Recorded data:
....
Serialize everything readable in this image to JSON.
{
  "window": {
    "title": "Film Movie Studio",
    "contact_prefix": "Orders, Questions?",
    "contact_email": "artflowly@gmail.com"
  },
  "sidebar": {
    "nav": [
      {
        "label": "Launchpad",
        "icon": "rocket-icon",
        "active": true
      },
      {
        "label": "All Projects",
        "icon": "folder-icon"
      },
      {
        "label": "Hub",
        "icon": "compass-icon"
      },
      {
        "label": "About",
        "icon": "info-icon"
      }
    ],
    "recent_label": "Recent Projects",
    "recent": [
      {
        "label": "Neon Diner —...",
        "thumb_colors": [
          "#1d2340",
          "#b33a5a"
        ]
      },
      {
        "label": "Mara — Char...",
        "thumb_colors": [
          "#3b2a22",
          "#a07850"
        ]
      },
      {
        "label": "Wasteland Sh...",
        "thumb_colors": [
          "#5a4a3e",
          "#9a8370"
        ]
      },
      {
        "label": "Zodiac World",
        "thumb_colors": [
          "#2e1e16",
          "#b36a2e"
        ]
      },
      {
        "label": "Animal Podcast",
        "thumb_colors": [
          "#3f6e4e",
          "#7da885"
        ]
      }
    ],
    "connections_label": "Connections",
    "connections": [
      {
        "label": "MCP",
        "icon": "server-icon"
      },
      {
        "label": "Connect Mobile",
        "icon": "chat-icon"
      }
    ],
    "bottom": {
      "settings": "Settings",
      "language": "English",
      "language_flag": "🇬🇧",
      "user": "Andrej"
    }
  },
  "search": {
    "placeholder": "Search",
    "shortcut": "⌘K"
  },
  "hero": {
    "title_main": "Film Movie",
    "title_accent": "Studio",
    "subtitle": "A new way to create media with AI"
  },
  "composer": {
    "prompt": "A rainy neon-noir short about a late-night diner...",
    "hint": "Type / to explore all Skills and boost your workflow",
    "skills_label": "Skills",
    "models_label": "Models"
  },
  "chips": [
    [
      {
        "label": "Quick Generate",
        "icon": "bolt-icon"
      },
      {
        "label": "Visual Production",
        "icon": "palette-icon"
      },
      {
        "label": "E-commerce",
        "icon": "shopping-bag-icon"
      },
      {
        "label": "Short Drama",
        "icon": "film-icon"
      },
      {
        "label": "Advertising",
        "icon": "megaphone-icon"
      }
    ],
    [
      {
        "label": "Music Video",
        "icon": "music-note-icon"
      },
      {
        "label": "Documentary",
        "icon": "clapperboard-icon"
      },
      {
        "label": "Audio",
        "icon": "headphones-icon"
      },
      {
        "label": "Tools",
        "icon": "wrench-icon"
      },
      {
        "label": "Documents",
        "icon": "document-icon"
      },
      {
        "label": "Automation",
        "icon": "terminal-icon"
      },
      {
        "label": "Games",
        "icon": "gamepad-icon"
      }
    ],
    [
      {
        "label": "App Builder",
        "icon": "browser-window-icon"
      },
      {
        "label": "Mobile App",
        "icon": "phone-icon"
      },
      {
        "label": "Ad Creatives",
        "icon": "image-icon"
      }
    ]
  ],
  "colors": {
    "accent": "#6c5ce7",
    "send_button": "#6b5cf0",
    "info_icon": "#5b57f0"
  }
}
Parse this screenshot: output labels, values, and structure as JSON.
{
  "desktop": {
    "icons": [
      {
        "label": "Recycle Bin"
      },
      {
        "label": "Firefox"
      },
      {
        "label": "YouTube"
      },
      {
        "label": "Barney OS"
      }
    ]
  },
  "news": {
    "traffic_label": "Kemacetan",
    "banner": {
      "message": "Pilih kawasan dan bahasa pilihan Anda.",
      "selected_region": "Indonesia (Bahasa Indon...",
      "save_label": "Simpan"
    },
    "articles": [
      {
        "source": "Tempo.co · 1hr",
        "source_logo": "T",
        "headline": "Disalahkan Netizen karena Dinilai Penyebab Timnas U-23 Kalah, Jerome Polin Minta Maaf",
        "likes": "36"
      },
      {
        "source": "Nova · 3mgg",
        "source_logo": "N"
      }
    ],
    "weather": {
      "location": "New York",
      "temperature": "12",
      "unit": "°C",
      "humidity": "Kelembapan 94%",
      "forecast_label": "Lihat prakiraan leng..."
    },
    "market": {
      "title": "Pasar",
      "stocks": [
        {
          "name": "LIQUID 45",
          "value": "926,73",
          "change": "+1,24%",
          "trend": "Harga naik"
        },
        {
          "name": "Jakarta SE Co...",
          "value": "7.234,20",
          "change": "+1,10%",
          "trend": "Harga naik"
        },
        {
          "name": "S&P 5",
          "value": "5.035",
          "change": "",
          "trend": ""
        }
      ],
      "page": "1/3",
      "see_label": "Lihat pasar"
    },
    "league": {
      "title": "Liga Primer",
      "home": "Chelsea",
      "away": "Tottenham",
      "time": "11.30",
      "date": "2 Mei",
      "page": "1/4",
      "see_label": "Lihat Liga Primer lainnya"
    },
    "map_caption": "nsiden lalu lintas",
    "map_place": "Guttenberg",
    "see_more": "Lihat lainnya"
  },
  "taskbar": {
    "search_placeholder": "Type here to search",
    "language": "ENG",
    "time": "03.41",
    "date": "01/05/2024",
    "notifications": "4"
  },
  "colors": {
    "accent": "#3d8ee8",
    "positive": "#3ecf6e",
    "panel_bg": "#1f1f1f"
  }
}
....
## [PROMPT]
Gather up every line in the data above that contains the word "Skills", copying each one.

## [FINISHED ANSWER]
    "hint": "Type / to explore all Skills and boost your workflow",
    "skills_label": "Skills",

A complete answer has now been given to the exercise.